§ TASK TO CARRY OUT:
Make an exact copy of the records, with the pictures left out.

-- Start SUPPLIED DATA --

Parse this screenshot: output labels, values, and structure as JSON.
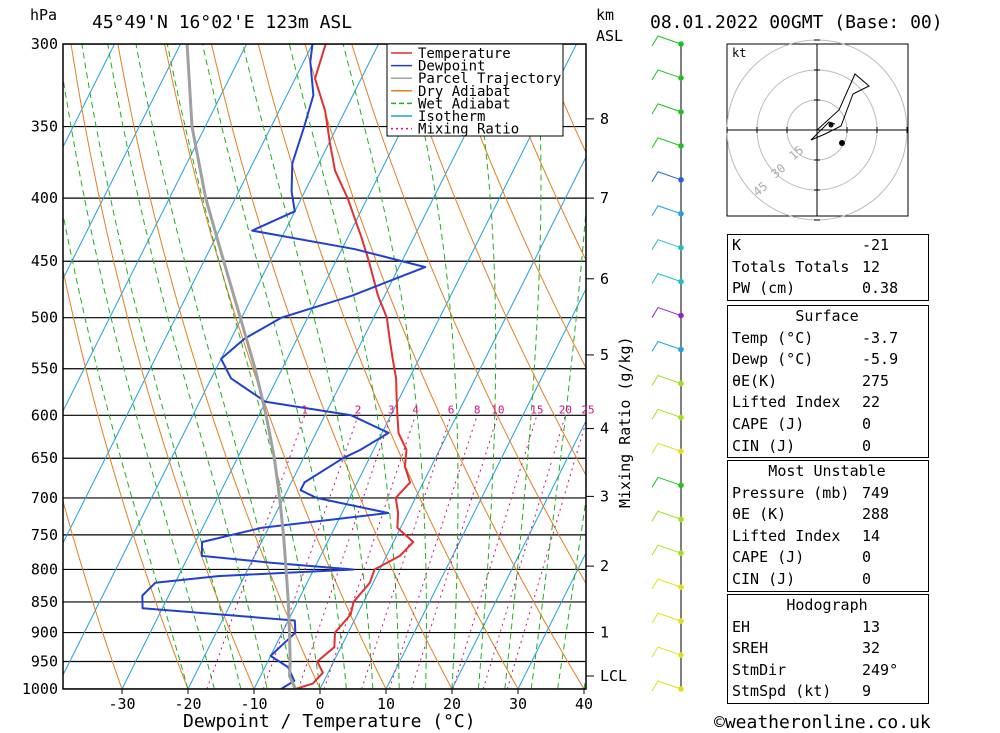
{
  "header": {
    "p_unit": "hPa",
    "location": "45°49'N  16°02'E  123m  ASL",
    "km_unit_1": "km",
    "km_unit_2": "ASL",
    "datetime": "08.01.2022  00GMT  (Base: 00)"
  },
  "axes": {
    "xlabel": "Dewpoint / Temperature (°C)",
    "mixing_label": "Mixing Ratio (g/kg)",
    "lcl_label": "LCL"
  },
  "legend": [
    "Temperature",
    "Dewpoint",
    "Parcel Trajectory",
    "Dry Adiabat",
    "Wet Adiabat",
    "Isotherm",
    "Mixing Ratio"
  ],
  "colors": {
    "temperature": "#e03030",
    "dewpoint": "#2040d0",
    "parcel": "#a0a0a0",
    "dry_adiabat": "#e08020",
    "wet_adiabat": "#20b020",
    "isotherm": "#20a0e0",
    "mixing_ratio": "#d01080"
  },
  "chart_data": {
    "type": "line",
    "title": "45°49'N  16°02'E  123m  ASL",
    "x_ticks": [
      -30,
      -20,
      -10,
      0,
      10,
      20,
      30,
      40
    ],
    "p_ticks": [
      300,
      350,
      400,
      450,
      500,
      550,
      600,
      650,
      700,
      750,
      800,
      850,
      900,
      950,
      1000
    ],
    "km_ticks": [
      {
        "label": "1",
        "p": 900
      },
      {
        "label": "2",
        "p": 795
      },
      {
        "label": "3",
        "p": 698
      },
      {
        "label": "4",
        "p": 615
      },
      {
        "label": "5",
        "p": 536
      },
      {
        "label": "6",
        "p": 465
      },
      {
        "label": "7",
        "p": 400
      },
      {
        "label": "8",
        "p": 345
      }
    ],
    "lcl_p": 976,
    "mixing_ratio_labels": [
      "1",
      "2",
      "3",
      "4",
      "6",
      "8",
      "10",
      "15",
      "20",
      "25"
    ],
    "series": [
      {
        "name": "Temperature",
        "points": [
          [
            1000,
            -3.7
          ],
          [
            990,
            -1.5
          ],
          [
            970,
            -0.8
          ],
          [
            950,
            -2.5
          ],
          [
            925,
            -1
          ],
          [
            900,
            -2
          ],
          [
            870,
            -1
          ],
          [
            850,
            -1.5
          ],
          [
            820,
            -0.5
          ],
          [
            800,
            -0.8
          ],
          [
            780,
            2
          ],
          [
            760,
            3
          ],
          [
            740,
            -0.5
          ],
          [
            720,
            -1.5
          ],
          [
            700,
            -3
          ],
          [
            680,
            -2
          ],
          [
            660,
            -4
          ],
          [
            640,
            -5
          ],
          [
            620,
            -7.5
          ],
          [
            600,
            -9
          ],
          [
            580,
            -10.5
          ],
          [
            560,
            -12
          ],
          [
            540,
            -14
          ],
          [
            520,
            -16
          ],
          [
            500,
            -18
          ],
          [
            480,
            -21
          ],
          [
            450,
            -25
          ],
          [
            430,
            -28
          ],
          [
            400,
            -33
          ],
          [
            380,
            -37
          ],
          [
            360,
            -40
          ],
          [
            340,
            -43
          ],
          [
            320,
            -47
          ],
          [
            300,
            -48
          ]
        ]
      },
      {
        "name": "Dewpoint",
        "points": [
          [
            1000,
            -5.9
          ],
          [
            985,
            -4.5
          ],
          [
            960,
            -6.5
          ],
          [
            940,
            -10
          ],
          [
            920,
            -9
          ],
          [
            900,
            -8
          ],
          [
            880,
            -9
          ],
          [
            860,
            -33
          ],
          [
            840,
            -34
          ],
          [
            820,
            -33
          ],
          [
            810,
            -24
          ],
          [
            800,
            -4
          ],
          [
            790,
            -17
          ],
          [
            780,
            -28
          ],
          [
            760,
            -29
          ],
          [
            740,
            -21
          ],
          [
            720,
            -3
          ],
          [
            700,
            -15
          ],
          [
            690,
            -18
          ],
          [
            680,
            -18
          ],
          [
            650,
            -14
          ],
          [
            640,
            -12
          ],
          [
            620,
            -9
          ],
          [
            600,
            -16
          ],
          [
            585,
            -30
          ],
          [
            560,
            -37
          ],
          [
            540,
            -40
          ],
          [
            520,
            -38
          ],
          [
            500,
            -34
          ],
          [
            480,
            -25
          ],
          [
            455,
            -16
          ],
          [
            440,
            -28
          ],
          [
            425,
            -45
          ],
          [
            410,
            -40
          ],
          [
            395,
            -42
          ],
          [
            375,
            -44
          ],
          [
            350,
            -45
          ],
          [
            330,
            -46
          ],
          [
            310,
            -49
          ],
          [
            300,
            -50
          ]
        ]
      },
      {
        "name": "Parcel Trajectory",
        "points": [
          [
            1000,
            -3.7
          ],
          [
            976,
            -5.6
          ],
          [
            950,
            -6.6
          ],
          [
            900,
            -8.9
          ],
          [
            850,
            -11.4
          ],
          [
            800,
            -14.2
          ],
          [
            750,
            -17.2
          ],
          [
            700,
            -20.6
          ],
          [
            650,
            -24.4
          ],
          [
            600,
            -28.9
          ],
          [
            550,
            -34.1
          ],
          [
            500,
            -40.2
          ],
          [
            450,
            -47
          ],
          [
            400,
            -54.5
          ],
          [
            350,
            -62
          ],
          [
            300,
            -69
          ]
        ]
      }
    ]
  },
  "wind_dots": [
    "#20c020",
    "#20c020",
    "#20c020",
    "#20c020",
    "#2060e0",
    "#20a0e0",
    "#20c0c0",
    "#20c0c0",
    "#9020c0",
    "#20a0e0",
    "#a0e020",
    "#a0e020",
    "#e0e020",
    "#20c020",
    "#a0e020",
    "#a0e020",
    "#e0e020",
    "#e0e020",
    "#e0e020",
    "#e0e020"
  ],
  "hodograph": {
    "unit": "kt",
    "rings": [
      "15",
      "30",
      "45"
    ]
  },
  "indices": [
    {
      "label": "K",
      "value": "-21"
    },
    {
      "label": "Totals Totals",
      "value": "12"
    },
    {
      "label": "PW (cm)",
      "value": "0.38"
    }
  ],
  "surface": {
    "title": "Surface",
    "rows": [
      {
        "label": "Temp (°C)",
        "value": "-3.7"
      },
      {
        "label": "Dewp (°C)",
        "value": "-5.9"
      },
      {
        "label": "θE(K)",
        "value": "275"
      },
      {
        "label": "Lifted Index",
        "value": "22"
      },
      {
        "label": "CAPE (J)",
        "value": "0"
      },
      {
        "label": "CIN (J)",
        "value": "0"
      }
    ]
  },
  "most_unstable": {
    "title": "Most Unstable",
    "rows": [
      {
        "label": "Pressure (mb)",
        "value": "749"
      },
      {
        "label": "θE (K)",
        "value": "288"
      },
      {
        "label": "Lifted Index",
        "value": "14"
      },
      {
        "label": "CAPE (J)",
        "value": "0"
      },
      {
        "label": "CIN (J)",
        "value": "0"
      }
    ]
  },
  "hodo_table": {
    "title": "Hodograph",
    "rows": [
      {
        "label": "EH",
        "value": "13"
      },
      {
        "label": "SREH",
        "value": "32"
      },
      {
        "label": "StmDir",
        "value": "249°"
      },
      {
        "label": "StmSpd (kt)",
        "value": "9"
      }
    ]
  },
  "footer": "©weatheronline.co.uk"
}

-- End SUPPLIED DATA --

§ TASK RESULT:
Parse this screenshot: output labels, values, and structure as JSON.
{
  "header": {
    "p_unit": "hPa",
    "location": "45°49'N  16°02'E  123m  ASL",
    "km_unit_1": "km",
    "km_unit_2": "ASL",
    "datetime": "08.01.2022  00GMT  (Base: 00)"
  },
  "axes": {
    "xlabel": "Dewpoint / Temperature (°C)",
    "mixing_label": "Mixing Ratio (g/kg)",
    "lcl_label": "LCL"
  },
  "legend": [
    "Temperature",
    "Dewpoint",
    "Parcel Trajectory",
    "Dry Adiabat",
    "Wet Adiabat",
    "Isotherm",
    "Mixing Ratio"
  ],
  "colors": {
    "temperature": "#e03030",
    "dewpoint": "#2040d0",
    "parcel": "#a0a0a0",
    "dry_adiabat": "#e08020",
    "wet_adiabat": "#20b020",
    "isotherm": "#20a0e0",
    "mixing_ratio": "#d01080"
  },
  "chart_data": {
    "type": "line",
    "title": "45°49'N  16°02'E  123m  ASL",
    "x_ticks": [
      -30,
      -20,
      -10,
      0,
      10,
      20,
      30,
      40
    ],
    "p_ticks": [
      300,
      350,
      400,
      450,
      500,
      550,
      600,
      650,
      700,
      750,
      800,
      850,
      900,
      950,
      1000
    ],
    "km_ticks": [
      {
        "label": "1",
        "p": 900
      },
      {
        "label": "2",
        "p": 795
      },
      {
        "label": "3",
        "p": 698
      },
      {
        "label": "4",
        "p": 615
      },
      {
        "label": "5",
        "p": 536
      },
      {
        "label": "6",
        "p": 465
      },
      {
        "label": "7",
        "p": 400
      },
      {
        "label": "8",
        "p": 345
      }
    ],
    "lcl_p": 976,
    "mixing_ratio_labels": [
      "1",
      "2",
      "3",
      "4",
      "6",
      "8",
      "10",
      "15",
      "20",
      "25"
    ],
    "series": [
      {
        "name": "Temperature",
        "points": [
          [
            1000,
            -3.7
          ],
          [
            990,
            -1.5
          ],
          [
            970,
            -0.8
          ],
          [
            950,
            -2.5
          ],
          [
            925,
            -1
          ],
          [
            900,
            -2
          ],
          [
            870,
            -1
          ],
          [
            850,
            -1.5
          ],
          [
            820,
            -0.5
          ],
          [
            800,
            -0.8
          ],
          [
            780,
            2
          ],
          [
            760,
            3
          ],
          [
            740,
            -0.5
          ],
          [
            720,
            -1.5
          ],
          [
            700,
            -3
          ],
          [
            680,
            -2
          ],
          [
            660,
            -4
          ],
          [
            640,
            -5
          ],
          [
            620,
            -7.5
          ],
          [
            600,
            -9
          ],
          [
            580,
            -10.5
          ],
          [
            560,
            -12
          ],
          [
            540,
            -14
          ],
          [
            520,
            -16
          ],
          [
            500,
            -18
          ],
          [
            480,
            -21
          ],
          [
            450,
            -25
          ],
          [
            430,
            -28
          ],
          [
            400,
            -33
          ],
          [
            380,
            -37
          ],
          [
            360,
            -40
          ],
          [
            340,
            -43
          ],
          [
            320,
            -47
          ],
          [
            300,
            -48
          ]
        ]
      },
      {
        "name": "Dewpoint",
        "points": [
          [
            1000,
            -5.9
          ],
          [
            985,
            -4.5
          ],
          [
            960,
            -6.5
          ],
          [
            940,
            -10
          ],
          [
            920,
            -9
          ],
          [
            900,
            -8
          ],
          [
            880,
            -9
          ],
          [
            860,
            -33
          ],
          [
            840,
            -34
          ],
          [
            820,
            -33
          ],
          [
            810,
            -24
          ],
          [
            800,
            -4
          ],
          [
            790,
            -17
          ],
          [
            780,
            -28
          ],
          [
            760,
            -29
          ],
          [
            740,
            -21
          ],
          [
            720,
            -3
          ],
          [
            700,
            -15
          ],
          [
            690,
            -18
          ],
          [
            680,
            -18
          ],
          [
            650,
            -14
          ],
          [
            640,
            -12
          ],
          [
            620,
            -9
          ],
          [
            600,
            -16
          ],
          [
            585,
            -30
          ],
          [
            560,
            -37
          ],
          [
            540,
            -40
          ],
          [
            520,
            -38
          ],
          [
            500,
            -34
          ],
          [
            480,
            -25
          ],
          [
            455,
            -16
          ],
          [
            440,
            -28
          ],
          [
            425,
            -45
          ],
          [
            410,
            -40
          ],
          [
            395,
            -42
          ],
          [
            375,
            -44
          ],
          [
            350,
            -45
          ],
          [
            330,
            -46
          ],
          [
            310,
            -49
          ],
          [
            300,
            -50
          ]
        ]
      },
      {
        "name": "Parcel Trajectory",
        "points": [
          [
            1000,
            -3.7
          ],
          [
            976,
            -5.6
          ],
          [
            950,
            -6.6
          ],
          [
            900,
            -8.9
          ],
          [
            850,
            -11.4
          ],
          [
            800,
            -14.2
          ],
          [
            750,
            -17.2
          ],
          [
            700,
            -20.6
          ],
          [
            650,
            -24.4
          ],
          [
            600,
            -28.9
          ],
          [
            550,
            -34.1
          ],
          [
            500,
            -40.2
          ],
          [
            450,
            -47
          ],
          [
            400,
            -54.5
          ],
          [
            350,
            -62
          ],
          [
            300,
            -69
          ]
        ]
      }
    ]
  },
  "wind_dots": [
    "#20c020",
    "#20c020",
    "#20c020",
    "#20c020",
    "#2060e0",
    "#20a0e0",
    "#20c0c0",
    "#20c0c0",
    "#9020c0",
    "#20a0e0",
    "#a0e020",
    "#a0e020",
    "#e0e020",
    "#20c020",
    "#a0e020",
    "#a0e020",
    "#e0e020",
    "#e0e020",
    "#e0e020",
    "#e0e020"
  ],
  "hodograph": {
    "unit": "kt",
    "rings": [
      "15",
      "30",
      "45"
    ]
  },
  "indices": [
    {
      "label": "K",
      "value": "-21"
    },
    {
      "label": "Totals Totals",
      "value": "12"
    },
    {
      "label": "PW (cm)",
      "value": "0.38"
    }
  ],
  "surface": {
    "title": "Surface",
    "rows": [
      {
        "label": "Temp (°C)",
        "value": "-3.7"
      },
      {
        "label": "Dewp (°C)",
        "value": "-5.9"
      },
      {
        "label": "θE(K)",
        "value": "275"
      },
      {
        "label": "Lifted Index",
        "value": "22"
      },
      {
        "label": "CAPE (J)",
        "value": "0"
      },
      {
        "label": "CIN (J)",
        "value": "0"
      }
    ]
  },
  "most_unstable": {
    "title": "Most Unstable",
    "rows": [
      {
        "label": "Pressure (mb)",
        "value": "749"
      },
      {
        "label": "θE (K)",
        "value": "288"
      },
      {
        "label": "Lifted Index",
        "value": "14"
      },
      {
        "label": "CAPE (J)",
        "value": "0"
      },
      {
        "label": "CIN (J)",
        "value": "0"
      }
    ]
  },
  "hodo_table": {
    "title": "Hodograph",
    "rows": [
      {
        "label": "EH",
        "value": "13"
      },
      {
        "label": "SREH",
        "value": "32"
      },
      {
        "label": "StmDir",
        "value": "249°"
      },
      {
        "label": "StmSpd (kt)",
        "value": "9"
      }
    ]
  },
  "footer": "©weatheronline.co.uk"
}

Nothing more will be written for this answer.